TEXTO →
───

No siempre fue así porque asegura que en los primeros tiempos de su insólita experiencia pasó hambre, pero siempre que precisa algo lo desea con mucha fuerza y termina lográndolo. Afirma que un «ángel» la protege y que «se siente guiada».

La idea de llevar a la práctica tan arriesgada idea comenzó al ver cómo funcionaba la sociedad de intercambio “Da y Toma”, de Dortmund. Eso le decidió a vivir esa aventura en solitario y pasar un año sin usar el dinero en ningún momento. Dejó su casa de alquiler, regaló sus libros y muebles y entregó el dinero a sus hijos. Lo prioritario era encontrar un lugar dónde dormir, ducharse y, por supuesto, la forma de conseguir la comida. Comenzó durmiendo en casa de amigos que se iban de vacaciones por largas temporada, a cambio de cuidarles la vivienda, los animales o regar las plantas. De esta forma, podía dormir en una cama mullida y con sábanas limpias y, en ocasiones, disponía de un frigorífico bien surtido de comida. «En realidad, no echo nada de menos, porque si lo hiciera volvería a usar el dinero. No hago esto como un sacrificio», afirma convencida.

Heidemarie tiene dos hijos ya adultos que se preocuparon al principio de iniciar su peculiar estilo de vida por considerarlo muy osado, aunque están más tranquilos al ver cómo su madre se desenvuelve perfectamente sin usar el dinero, según afirma ella.

Aunque está satisfecha de su experiencia, no aconseja que los demás la lleven a cabo. Ella vive así por elección personal, no por necesidad, lo cual es un matiz muy importante. Con ella quiere demostrar que es falso el convencionalismo de la sociedad materialista en la que vivimos que viene a decir “tanto tienes, tanto vales”. Afirma que no busca seguidores, sino que quiere invitar a reflexionar a la gente: «Éste es mi camino, pero no es un camino de masas. Para muchos en esta sociedad uno vale lo que gana. Yo creo que todos los trabajos son igualmente dignos. Es posible no tener nada y valer mucho. Ése es mi mensaje». Así todos valemos por lo que sabemos hacer, por nuestra capacidad de trabajar, crear y esforzarse, no por el dinero que se tenga. Este mensaje es importantísimo en una sociedad en la que prima ante todo el dinero como referente único del valor personal.

Heidemarie recalca la importancia que significa la igualdad de los intercambios en su aspecto de valor no dinerario, sino humano: “tú me cortas el pelo y yo te arreglo el lavavajillas”, por ejemplo.

───

(Elementos de una fuente de datos)
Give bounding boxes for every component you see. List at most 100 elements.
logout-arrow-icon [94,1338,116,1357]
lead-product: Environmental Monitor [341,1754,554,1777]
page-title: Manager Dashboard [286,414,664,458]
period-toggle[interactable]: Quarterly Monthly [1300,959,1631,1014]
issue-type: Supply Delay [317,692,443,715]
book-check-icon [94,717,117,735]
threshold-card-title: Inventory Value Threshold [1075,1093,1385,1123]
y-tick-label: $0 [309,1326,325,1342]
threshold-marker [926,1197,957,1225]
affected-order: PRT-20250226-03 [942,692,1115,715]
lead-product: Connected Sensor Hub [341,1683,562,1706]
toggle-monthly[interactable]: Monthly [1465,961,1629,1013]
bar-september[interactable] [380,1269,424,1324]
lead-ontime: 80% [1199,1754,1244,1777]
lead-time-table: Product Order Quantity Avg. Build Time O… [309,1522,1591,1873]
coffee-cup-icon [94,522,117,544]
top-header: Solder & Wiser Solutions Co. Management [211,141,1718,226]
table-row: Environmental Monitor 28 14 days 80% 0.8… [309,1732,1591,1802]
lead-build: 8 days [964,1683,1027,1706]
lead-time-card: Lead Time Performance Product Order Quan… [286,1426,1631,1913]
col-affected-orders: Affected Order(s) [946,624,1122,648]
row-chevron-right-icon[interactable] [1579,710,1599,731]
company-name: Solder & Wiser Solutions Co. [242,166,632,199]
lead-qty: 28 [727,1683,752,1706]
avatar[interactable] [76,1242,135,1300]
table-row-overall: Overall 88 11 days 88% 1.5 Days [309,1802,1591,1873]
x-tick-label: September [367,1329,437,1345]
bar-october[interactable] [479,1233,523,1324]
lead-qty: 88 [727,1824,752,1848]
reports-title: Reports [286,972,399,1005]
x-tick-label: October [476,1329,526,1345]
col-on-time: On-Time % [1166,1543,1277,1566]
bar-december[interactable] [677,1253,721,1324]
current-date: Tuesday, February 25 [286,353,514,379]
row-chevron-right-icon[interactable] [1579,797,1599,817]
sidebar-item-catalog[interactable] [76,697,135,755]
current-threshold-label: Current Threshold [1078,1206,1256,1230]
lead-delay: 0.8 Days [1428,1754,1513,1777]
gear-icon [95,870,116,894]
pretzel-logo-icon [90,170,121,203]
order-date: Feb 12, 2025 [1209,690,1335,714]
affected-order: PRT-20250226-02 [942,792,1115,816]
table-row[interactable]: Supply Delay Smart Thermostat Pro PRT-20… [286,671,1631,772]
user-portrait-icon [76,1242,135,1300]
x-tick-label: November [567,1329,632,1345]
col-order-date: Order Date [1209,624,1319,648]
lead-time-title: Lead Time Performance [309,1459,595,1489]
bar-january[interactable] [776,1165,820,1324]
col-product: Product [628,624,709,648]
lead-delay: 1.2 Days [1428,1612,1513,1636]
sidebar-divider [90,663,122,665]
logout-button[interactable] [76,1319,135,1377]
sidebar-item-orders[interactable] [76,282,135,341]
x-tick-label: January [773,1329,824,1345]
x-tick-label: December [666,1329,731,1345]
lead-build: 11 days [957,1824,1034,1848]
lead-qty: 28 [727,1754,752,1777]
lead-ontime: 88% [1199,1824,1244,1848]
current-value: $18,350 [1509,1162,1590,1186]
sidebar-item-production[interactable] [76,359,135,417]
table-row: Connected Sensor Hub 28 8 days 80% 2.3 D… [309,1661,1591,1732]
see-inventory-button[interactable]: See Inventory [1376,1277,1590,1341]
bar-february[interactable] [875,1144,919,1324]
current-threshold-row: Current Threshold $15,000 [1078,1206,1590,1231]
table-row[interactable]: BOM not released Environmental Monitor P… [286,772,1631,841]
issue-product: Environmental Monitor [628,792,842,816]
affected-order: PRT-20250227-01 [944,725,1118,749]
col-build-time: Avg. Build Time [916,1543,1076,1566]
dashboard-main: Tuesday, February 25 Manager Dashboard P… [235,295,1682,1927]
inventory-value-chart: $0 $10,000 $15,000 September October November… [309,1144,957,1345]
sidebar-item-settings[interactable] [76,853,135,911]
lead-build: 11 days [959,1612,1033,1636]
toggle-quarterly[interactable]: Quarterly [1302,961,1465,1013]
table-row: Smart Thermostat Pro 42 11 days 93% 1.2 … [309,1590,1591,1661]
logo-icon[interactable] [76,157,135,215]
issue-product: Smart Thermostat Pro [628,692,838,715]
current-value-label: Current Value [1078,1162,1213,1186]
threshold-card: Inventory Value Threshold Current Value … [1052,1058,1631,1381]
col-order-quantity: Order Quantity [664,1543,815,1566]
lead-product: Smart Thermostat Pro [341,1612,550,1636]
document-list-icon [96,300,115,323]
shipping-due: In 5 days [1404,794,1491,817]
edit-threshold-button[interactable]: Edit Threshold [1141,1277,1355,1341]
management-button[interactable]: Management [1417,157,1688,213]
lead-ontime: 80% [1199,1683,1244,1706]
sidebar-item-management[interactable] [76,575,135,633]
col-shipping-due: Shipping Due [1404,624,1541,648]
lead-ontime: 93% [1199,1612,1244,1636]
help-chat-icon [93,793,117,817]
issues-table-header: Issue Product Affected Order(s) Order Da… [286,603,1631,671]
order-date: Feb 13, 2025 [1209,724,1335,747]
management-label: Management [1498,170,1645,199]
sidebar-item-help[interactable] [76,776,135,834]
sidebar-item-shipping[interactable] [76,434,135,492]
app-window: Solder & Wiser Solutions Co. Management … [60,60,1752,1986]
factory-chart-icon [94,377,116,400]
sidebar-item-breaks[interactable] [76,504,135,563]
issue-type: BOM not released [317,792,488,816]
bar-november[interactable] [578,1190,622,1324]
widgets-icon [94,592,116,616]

───

COMPLETA LO SIGUIENTE →
A) Según el texto sobre la vida sin dinero, ¿qué sociedad de intercambio inspiró a Heidemarie para vivir sin dinero?
B) Prosigue el texto sobre la vida sin dinero a partir de su última oración.

RESPUESTAS POR TAREA →
A) La sociedad de intercambio «Da y Toma», de Dortmund.

B)
El paso del tiempo no le preocupa porque cuando ya no pueda valerse por sí misma ni ofrecer servicios a cambio de ropa, comida o alojamiento, entonces sus hijos cuidarán de ella.Esta experiencia insólita que vive una persona instalada toda su vida anterior en una relativa opulencia, pone de manifiesto los muchos recursos que tiene el ser humano para poder salir adelante y, además, es un canto de esperanza en una sociedad azotada por la crisis económica, la falta de puestos de trabajos y la propia sensación de fracaso que tienen muchos millones de seres que creen no valer nada porque no pueden encontrar un trabajo que les permita recobrar su propia dignidad que ya creen perdida para siempre.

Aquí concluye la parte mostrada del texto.